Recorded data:
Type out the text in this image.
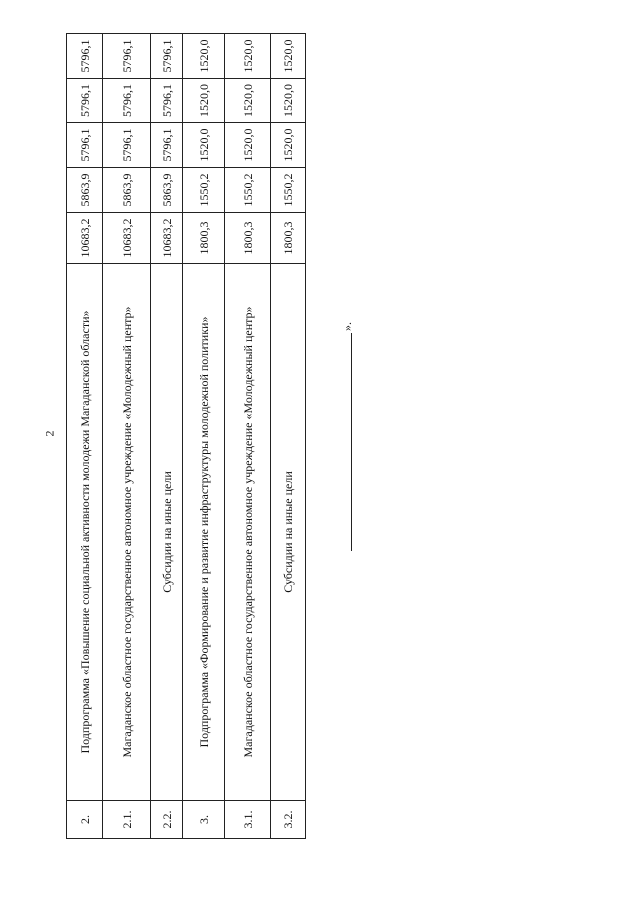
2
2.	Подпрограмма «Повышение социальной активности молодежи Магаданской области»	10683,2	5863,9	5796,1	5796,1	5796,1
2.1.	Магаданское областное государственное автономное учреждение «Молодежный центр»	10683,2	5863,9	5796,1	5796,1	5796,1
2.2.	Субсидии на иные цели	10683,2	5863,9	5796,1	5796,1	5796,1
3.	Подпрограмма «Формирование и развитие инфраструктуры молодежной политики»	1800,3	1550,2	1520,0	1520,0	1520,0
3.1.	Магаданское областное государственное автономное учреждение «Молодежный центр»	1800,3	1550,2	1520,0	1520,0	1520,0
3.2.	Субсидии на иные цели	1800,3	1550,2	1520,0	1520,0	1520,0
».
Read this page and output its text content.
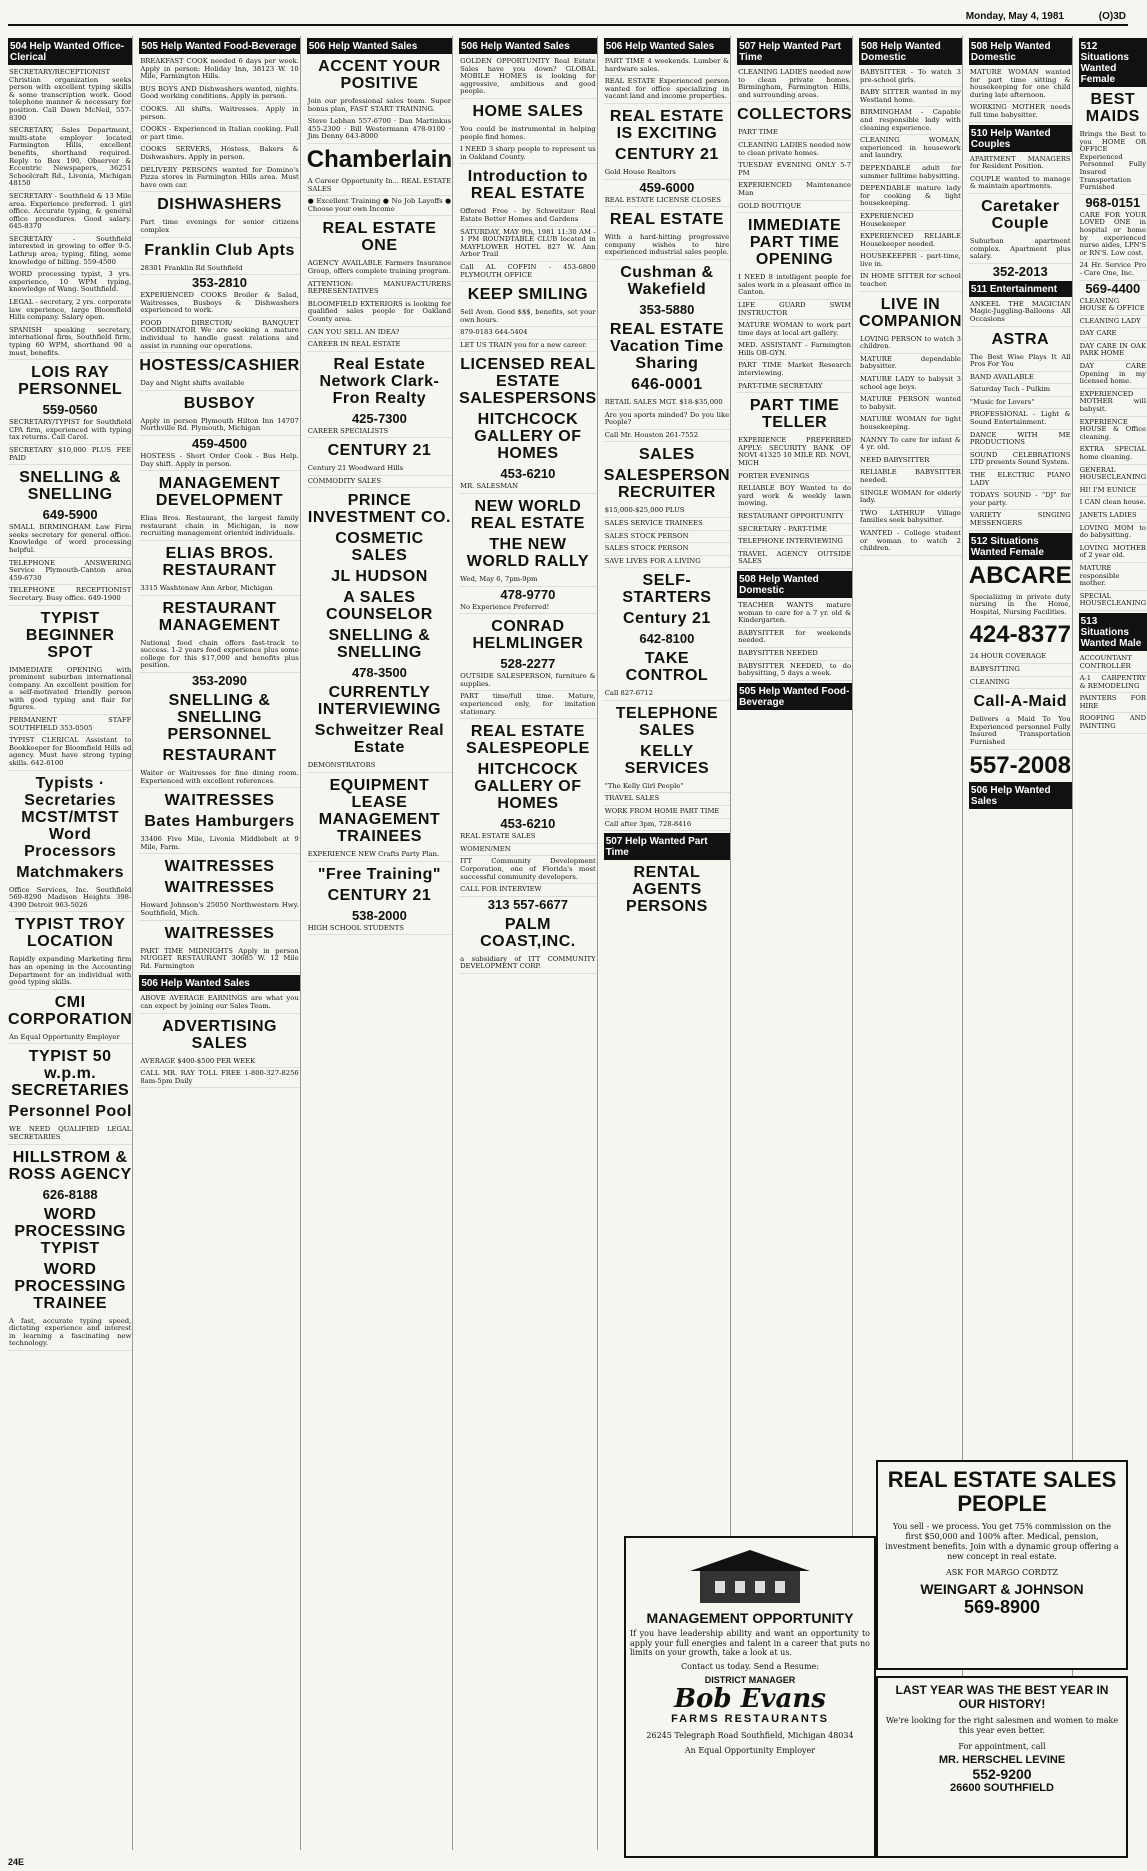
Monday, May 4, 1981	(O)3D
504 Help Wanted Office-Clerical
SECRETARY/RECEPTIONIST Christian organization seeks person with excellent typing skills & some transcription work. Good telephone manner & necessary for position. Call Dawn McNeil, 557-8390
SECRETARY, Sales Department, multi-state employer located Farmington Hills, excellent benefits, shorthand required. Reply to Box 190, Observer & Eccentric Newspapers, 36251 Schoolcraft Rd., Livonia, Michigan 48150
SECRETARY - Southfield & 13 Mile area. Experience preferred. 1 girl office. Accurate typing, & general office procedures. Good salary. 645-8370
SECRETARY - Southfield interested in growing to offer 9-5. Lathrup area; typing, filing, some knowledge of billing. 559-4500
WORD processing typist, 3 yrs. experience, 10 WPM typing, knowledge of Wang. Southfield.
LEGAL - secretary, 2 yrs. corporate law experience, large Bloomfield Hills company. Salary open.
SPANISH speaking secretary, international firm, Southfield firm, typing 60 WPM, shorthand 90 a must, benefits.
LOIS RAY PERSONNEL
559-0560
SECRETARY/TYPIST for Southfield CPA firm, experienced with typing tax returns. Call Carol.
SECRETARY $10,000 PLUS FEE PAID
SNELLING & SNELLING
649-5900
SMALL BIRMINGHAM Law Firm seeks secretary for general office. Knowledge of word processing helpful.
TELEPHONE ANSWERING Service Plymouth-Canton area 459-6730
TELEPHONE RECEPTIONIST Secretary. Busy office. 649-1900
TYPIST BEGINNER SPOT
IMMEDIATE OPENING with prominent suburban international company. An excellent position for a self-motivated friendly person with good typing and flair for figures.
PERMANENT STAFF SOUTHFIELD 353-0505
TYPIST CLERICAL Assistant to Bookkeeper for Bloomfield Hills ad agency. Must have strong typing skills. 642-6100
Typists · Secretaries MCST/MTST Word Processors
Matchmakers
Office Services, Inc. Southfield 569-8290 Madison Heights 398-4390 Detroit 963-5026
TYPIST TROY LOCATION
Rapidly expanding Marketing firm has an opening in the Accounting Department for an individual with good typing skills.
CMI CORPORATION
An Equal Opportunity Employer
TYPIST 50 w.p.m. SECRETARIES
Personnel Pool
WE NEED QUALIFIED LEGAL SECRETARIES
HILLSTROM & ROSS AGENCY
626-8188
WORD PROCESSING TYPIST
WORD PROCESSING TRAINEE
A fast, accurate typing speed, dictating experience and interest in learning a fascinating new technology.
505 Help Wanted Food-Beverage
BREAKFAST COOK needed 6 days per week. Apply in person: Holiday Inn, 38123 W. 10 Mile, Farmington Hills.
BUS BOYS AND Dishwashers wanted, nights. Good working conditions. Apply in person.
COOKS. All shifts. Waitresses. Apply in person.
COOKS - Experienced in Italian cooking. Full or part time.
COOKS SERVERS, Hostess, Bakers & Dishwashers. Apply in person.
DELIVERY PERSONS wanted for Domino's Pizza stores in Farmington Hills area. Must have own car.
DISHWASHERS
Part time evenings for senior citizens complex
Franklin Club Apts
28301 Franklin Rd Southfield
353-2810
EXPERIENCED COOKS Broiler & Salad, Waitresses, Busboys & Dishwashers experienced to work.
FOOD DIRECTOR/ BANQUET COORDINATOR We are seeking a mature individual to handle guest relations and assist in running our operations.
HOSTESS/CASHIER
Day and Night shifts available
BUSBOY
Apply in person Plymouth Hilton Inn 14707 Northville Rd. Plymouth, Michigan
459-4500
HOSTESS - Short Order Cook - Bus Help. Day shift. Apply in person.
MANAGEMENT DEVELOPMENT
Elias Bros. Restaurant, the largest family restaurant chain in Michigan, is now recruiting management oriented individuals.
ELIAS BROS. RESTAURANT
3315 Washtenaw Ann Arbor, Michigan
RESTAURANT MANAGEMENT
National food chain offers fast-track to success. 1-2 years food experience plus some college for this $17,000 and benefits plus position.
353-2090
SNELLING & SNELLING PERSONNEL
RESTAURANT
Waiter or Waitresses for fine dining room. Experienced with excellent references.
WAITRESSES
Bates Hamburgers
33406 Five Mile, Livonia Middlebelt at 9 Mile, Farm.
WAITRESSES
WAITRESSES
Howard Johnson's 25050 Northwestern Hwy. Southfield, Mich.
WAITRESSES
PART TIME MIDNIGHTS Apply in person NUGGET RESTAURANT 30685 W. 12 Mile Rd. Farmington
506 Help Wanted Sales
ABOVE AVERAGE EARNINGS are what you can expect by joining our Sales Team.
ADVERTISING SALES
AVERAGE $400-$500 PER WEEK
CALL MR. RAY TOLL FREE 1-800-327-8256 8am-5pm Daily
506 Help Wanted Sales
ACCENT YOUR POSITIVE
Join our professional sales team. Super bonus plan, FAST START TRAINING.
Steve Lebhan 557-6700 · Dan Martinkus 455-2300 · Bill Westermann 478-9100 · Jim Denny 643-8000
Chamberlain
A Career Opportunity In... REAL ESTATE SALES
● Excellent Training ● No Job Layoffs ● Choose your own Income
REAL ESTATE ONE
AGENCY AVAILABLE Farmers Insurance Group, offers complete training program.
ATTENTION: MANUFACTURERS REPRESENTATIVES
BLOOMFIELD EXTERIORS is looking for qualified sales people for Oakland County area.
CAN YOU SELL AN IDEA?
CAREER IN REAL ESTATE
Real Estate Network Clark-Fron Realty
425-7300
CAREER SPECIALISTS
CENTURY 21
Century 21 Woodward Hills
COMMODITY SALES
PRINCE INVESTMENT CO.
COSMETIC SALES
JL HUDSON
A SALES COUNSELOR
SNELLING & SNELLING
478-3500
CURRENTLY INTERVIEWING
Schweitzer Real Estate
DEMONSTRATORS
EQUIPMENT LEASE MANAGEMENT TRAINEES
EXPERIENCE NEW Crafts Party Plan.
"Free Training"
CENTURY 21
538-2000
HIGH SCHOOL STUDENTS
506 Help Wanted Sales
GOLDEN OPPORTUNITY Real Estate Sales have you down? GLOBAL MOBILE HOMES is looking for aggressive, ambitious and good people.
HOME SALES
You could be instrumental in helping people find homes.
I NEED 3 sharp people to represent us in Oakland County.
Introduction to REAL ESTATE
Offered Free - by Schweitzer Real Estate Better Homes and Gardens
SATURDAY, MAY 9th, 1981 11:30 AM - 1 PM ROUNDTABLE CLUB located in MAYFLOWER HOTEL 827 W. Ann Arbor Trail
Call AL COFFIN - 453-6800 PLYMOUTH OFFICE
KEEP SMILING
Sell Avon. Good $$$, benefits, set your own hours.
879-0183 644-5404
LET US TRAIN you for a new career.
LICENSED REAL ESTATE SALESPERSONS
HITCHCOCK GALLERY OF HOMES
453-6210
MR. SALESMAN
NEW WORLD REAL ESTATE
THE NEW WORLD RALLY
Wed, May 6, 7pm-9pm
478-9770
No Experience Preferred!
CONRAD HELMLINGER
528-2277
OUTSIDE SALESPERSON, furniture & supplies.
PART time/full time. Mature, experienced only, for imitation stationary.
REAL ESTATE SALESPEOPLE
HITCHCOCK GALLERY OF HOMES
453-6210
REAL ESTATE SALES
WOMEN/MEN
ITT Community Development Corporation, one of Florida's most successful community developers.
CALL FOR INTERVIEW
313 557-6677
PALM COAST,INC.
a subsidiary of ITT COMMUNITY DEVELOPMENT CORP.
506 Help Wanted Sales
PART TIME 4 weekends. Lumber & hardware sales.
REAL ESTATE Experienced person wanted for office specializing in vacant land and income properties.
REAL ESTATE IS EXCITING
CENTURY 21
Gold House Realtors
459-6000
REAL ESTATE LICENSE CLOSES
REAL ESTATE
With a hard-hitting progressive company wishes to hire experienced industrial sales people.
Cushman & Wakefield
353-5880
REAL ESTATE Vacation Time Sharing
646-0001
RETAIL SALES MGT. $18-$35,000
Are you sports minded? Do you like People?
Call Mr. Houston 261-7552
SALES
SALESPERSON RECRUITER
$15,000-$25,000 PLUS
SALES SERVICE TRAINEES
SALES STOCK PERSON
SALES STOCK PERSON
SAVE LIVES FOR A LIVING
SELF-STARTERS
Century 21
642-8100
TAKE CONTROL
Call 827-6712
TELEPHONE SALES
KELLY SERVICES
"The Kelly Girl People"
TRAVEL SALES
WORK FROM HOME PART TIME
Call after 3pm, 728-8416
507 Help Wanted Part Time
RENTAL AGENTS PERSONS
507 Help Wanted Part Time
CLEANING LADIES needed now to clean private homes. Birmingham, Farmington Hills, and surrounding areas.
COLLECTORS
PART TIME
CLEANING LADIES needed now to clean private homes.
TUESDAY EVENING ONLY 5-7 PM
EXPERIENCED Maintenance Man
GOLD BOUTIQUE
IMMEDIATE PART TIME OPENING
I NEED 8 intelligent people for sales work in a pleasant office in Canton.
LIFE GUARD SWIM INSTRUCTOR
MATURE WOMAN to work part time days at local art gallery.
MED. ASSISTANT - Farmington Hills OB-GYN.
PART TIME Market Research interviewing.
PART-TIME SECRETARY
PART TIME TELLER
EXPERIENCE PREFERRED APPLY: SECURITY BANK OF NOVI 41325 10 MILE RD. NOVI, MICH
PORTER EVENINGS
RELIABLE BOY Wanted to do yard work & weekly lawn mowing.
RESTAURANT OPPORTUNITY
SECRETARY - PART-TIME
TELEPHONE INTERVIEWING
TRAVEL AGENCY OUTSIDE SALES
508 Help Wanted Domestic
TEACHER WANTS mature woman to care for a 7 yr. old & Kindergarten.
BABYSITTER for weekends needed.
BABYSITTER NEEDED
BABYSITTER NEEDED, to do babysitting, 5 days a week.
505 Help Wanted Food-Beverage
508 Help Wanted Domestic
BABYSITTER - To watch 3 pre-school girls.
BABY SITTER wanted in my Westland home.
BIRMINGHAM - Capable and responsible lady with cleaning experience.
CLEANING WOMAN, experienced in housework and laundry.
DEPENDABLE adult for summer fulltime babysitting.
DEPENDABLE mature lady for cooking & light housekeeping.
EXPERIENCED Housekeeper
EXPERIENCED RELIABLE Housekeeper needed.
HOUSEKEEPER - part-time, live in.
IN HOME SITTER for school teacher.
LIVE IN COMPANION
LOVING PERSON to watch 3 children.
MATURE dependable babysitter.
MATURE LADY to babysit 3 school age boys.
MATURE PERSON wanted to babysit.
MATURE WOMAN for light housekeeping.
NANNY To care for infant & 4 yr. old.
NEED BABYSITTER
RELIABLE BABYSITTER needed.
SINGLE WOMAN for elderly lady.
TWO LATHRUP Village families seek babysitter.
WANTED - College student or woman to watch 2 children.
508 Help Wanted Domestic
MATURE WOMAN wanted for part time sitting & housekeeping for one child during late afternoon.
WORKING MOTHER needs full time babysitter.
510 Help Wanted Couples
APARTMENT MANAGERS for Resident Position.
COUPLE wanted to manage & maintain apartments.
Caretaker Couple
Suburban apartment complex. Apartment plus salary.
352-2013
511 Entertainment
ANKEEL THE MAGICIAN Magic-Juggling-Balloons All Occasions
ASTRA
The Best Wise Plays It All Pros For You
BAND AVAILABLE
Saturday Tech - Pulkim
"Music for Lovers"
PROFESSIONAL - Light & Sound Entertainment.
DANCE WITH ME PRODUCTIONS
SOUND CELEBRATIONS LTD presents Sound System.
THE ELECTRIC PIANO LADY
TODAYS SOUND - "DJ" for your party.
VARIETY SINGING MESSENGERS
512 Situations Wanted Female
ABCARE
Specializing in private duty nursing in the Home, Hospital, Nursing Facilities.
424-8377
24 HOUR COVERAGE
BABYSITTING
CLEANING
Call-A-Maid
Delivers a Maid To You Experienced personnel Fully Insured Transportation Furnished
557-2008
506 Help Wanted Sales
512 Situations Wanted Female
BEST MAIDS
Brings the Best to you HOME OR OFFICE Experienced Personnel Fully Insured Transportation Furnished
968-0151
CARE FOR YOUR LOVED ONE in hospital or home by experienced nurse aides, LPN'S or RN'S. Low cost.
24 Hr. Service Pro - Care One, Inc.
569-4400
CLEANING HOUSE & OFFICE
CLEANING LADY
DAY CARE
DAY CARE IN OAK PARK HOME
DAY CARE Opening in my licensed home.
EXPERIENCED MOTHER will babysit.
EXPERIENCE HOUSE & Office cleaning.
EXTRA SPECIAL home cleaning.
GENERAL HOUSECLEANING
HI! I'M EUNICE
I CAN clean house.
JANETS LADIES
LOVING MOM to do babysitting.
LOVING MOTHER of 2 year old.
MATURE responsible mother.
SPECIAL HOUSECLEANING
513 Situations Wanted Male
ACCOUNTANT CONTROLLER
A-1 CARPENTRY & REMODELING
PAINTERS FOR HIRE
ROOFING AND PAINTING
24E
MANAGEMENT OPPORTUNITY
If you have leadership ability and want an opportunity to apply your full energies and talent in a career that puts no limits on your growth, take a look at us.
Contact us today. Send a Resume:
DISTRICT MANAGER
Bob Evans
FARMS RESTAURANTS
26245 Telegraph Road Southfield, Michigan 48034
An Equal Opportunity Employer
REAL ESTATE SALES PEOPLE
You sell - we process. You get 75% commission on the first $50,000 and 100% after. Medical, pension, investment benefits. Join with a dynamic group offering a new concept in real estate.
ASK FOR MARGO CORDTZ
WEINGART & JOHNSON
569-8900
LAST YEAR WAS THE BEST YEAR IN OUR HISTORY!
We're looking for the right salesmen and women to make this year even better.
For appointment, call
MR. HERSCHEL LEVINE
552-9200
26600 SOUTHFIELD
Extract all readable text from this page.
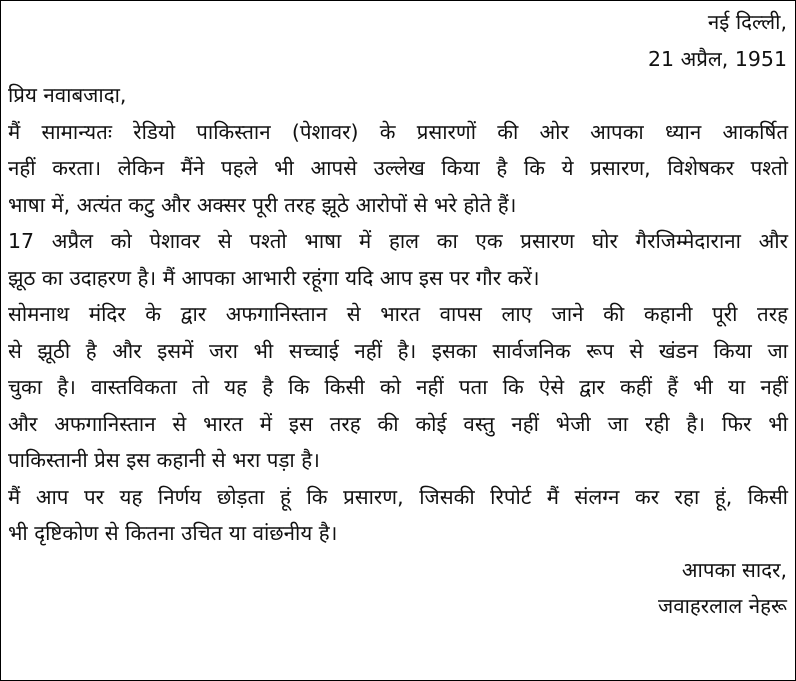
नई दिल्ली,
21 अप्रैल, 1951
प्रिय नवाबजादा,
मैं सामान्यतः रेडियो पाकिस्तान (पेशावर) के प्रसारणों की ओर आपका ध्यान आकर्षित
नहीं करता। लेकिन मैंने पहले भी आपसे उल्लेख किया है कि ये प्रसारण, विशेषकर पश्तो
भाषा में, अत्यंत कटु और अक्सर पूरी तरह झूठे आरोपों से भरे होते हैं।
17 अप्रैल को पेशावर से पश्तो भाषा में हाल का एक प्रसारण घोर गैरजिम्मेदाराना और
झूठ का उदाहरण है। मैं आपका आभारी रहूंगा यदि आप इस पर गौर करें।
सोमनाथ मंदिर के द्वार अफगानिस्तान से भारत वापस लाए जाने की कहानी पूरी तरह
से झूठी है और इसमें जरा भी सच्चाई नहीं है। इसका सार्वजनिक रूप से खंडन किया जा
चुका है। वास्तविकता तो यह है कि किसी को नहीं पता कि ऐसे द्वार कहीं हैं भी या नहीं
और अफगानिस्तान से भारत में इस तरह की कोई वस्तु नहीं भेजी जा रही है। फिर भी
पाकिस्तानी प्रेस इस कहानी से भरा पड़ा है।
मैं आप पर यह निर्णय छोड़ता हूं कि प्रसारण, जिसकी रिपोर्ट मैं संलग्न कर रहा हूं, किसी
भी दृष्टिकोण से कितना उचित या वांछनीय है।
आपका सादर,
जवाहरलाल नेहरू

PROBLEM TO WORK ON:
Scan the data above and copy every line with "housekeeping" in it.

WRITTEN REPLY:
DEPENDABLE mature lady for cooking & light housekeeping.
MATURE WOMAN for light housekeeping.
MATURE WOMAN wanted for part time sitting & housekeeping for one child during late afternoon.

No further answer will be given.